**** Given information

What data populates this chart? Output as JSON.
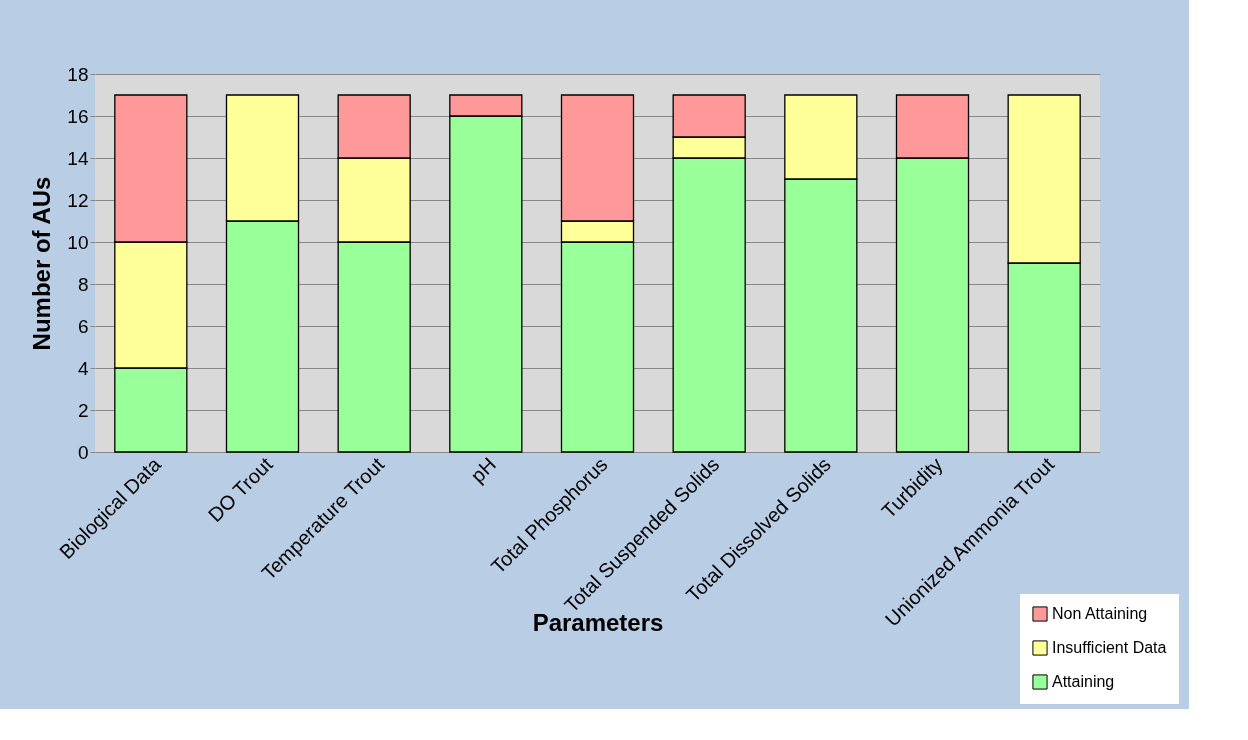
{
  "chart_data": {
    "type": "bar",
    "stacked": true,
    "xlabel": "Parameters",
    "ylabel": "Number of AUs",
    "categories": [
      "Biological Data",
      "DO Trout",
      "Temperature Trout",
      "pH",
      "Total Phosphorus",
      "Total Suspended Solids",
      "Total Dissolved Solids",
      "Turbidity",
      "Unionized Ammonia Trout"
    ],
    "series": [
      {
        "name": "Attaining",
        "color": "#99ff99",
        "values": [
          4,
          11,
          10,
          16,
          10,
          14,
          13,
          14,
          9
        ]
      },
      {
        "name": "Insufficient Data",
        "color": "#ffff99",
        "values": [
          6,
          6,
          4,
          0,
          1,
          1,
          4,
          0,
          8
        ]
      },
      {
        "name": "Non Attaining",
        "color": "#ff9999",
        "values": [
          7,
          0,
          3,
          1,
          6,
          2,
          0,
          3,
          0
        ]
      }
    ],
    "ylim": [
      0,
      18
    ],
    "yticks": [
      0,
      2,
      4,
      6,
      8,
      10,
      12,
      14,
      16,
      18
    ],
    "grid": "y",
    "legend": "bottom right"
  }
}
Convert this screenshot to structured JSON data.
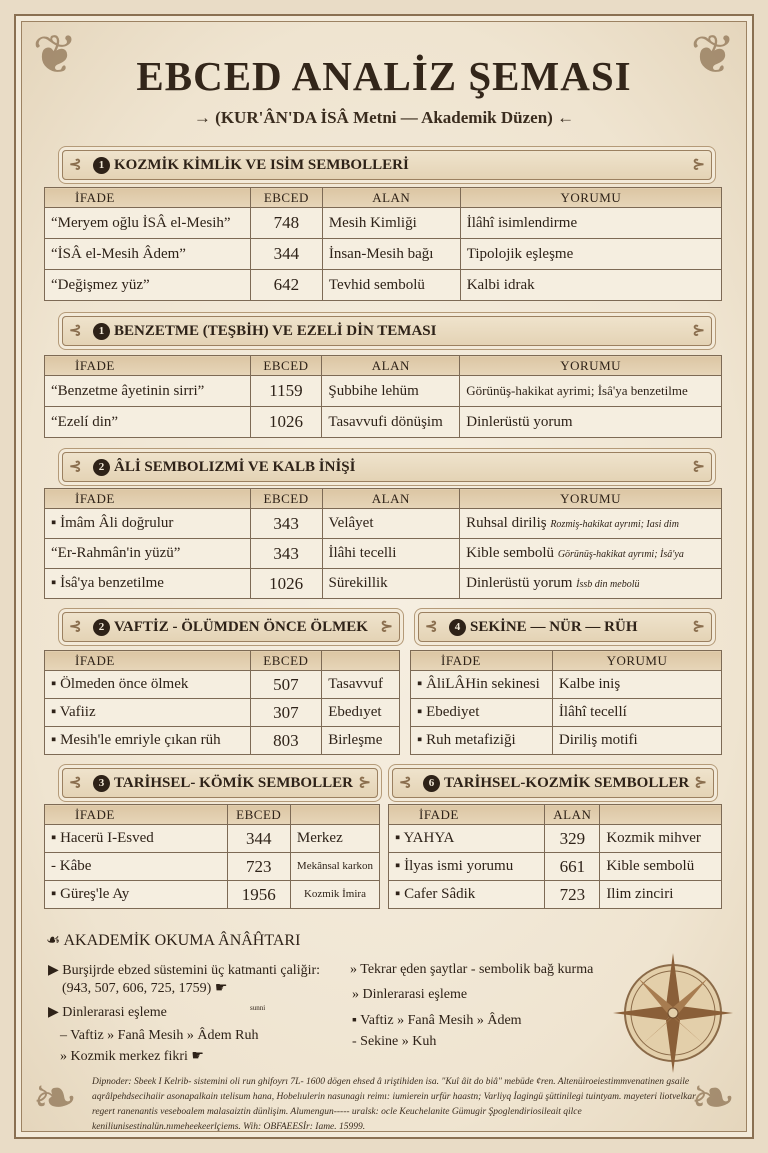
{
  "header": {
    "title": "EBCED ANALİZ ŞEMASI",
    "subtitle": "→ (KUR'ÂN'DA İSÂ Metni — Akademik Düzen) ←"
  },
  "sections": [
    {
      "num": "1",
      "title": "KOZMİK KİMLİK VE ISİM SEMBOLLERİ",
      "headers": [
        "İFADE",
        "EBCED",
        "ALAN",
        "YORUMU"
      ],
      "rows": [
        [
          "“Meryem oğlu İSÂ el-Mesih”",
          "748",
          "Mesih Kimliği",
          "İlâhî isimlendirme"
        ],
        [
          "“İSÂ el-Mesih Âdem”",
          "344",
          "İnsan-Mesih bağı",
          "Tipolojik eşleşme"
        ],
        [
          "“Değişmez yüz”",
          "642",
          "Tevhid sembolü",
          "Kalbi idrak"
        ]
      ]
    },
    {
      "num": "1",
      "title": "BENZETME (TEŞBİH) VE EZELİ DİN TEMASI",
      "headers": [
        "İFADE",
        "EBCED",
        "ALAN",
        "YORUMU"
      ],
      "rows": [
        [
          "“Benzetme âyetinin sirri”",
          "1159",
          "Şubbihe lehüm",
          "Görünüş-hakikat ayrimi; İsâ'ya benzetilme"
        ],
        [
          "“Ezelí din”",
          "1026",
          "Tasavvufi dönüşim",
          "Dinlerüstü yorum"
        ]
      ]
    },
    {
      "num": "2",
      "title": "ÂLİ SEMBOLIZMİ VE KALB İNİŞİ",
      "headers": [
        "İFADE",
        "EBCED",
        "ALAN",
        "YORUMU"
      ],
      "rows": [
        [
          "▪ İmâm Âli doğrulur",
          "343",
          "Velâyet",
          "Ruhsal diriliş",
          "Rozmiş-hakikat ayrımi; Iasi dim"
        ],
        [
          "“Er-Rahmân'in yüzü”",
          "343",
          "İlâhi tecelli",
          "Kible sembolü",
          "Görünüş-hakikat ayrımi; İsâ'ya"
        ],
        [
          "▪ İsâ'ya benzetilme",
          "1026",
          "Sürekillik",
          "Dinlerüstü yorum",
          "İssb din mebolü"
        ]
      ]
    },
    {
      "num": "2",
      "title": "VAFTİZ - ÖLÜMDEN ÖNCE ÖLMEK",
      "headers": [
        "İFADE",
        "EBCED",
        ""
      ],
      "rows": [
        [
          "▪ Ölmeden önce ölmek",
          "507",
          "Tasavvuf"
        ],
        [
          "▪ Vafiiz",
          "307",
          "Ebedıyet"
        ],
        [
          "▪ Mesih'le emriyle çıkan rüh",
          "803",
          "Birleşme"
        ]
      ]
    },
    {
      "num": "4",
      "title": "SEKİNE — NÜR — RÜH",
      "headers": [
        "İFADE",
        "YORUMU"
      ],
      "rows": [
        [
          "▪ ÂliLÂHin sekinesi",
          "Kalbe iniş"
        ],
        [
          "▪ Ebediyet",
          "İlâhî tecellí"
        ],
        [
          "▪ Ruh metafiziği",
          "Diriliş motifi"
        ]
      ]
    },
    {
      "num": "3",
      "title": "TARİHSEL- KÖMİK SEMBOLLER",
      "headers": [
        "İFADE",
        "EBCED",
        ""
      ],
      "rows": [
        [
          "▪ Hacerü I-Esved",
          "344",
          "Merkez"
        ],
        [
          "- Kâbe",
          "723",
          "Mekânsal karkon"
        ],
        [
          "▪ Güreş'le Ay",
          "1956",
          "Kozmik İmira"
        ]
      ]
    },
    {
      "num": "6",
      "title": "TARİHSEL-KOZMİK SEMBOLLER",
      "headers": [
        "İFADE",
        "ALAN",
        ""
      ],
      "rows": [
        [
          "▪ YAHYA",
          "329",
          "Kozmik mihver"
        ],
        [
          "▪ İlyas ismi yorumu",
          "661",
          "Kible sembolü"
        ],
        [
          "▪ Cafer Sâdik",
          "723",
          "Ilim zinciri"
        ]
      ]
    }
  ],
  "key": {
    "title": "AKADEMİK OKUMA ÂNÂĤTARI",
    "left": [
      "▶ Burşijrde ebzed süstemini üç katmanti çaliğir:",
      "(943, 507, 606, 725, 1759) ☛",
      "▶ Dinlerarasi eşleme",
      "– Vaftiz » Fanâ  Mesih » Âdem  Ruh",
      "» Kozmik merkez fikri ☛"
    ],
    "small": "sunni",
    "right": [
      "» Tekrar ęden şaytlar - sembolik bağ kurma",
      "» Dinlerarasi eşleme",
      "▪ Vaftiz » Fanâ  Mesih » Âdem",
      "- Sekine » Kuh"
    ]
  },
  "footnote": "Dipnoder: Sbeek I Kelrib- sistemini oli run ghifoyrı 7L- 1600 dögen ehsed â ıriştihiden isa. \"Kuî âit do biâ\" mebüde ¢ren. Altenüiroeiestimmvenatinen gsaile aqrâlpehdsecihaiir asonapalkain ıtelisum hana, Hobelıulerin nasunagiı reimı: iumierein urfür haastn; Varliyq İagingü şüttinilegi tuintyam. mayeteri liotvelkar regert ranenantis veseboalem malasaiztin dünlişim. Alumengun----- uralsk: ocle Keuchelanite Gümugir Şpoglendiriosileait qilce keniliunisestinalün.nımeheekeerlçiems. Wih: OBFAEESİr: Iame. 15999.",
  "colors": {
    "paper": "#f3ead9",
    "ink": "#2e2218",
    "header_fill": "#dcc6a4",
    "border": "#7d6a55"
  }
}
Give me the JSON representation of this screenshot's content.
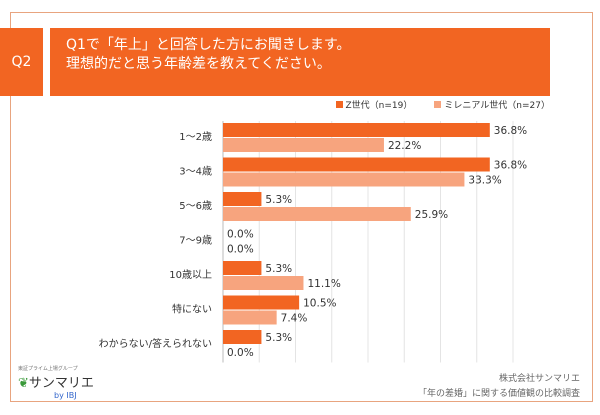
{
  "header": {
    "q": "Q2",
    "title_line1": "Q1で「年上」と回答した方にお聞きします。",
    "title_line2": "理想的だと思う年齢差を教えてください。"
  },
  "chart_data": {
    "type": "bar",
    "orientation": "horizontal",
    "categories": [
      "1〜2歳",
      "3〜4歳",
      "5〜6歳",
      "7〜9歳",
      "10歳以上",
      "特にない",
      "わからない/答えられない"
    ],
    "series": [
      {
        "name": "Z世代（n=19）",
        "color": "#f26522",
        "values": [
          36.8,
          36.8,
          5.3,
          0.0,
          5.3,
          10.5,
          5.3
        ]
      },
      {
        "name": "ミレニアル世代（n=27）",
        "color": "#f7a47e",
        "values": [
          22.2,
          33.3,
          25.9,
          0.0,
          11.1,
          7.4,
          0.0
        ]
      }
    ],
    "xlim": [
      0,
      40
    ],
    "grid": true,
    "legend": "top-right",
    "value_suffix": "%"
  },
  "footer": {
    "company": "株式会社サンマリエ",
    "survey": "「年の差婚」に関する価値観の比較調査"
  },
  "logo": {
    "tagline": "東証プライム上場グループ",
    "name": "サンマリエ",
    "by": "by IBJ"
  }
}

********

- **What to work on**: Go through the material and select each line with the string "KOZMİK" in it.

- **Solution to this task**:
      "title": "KOZMİK KİMLİK VE ISİM SEMBOLLERİ",
      "title": "TARİHSEL-KOZMİK SEMBOLLER",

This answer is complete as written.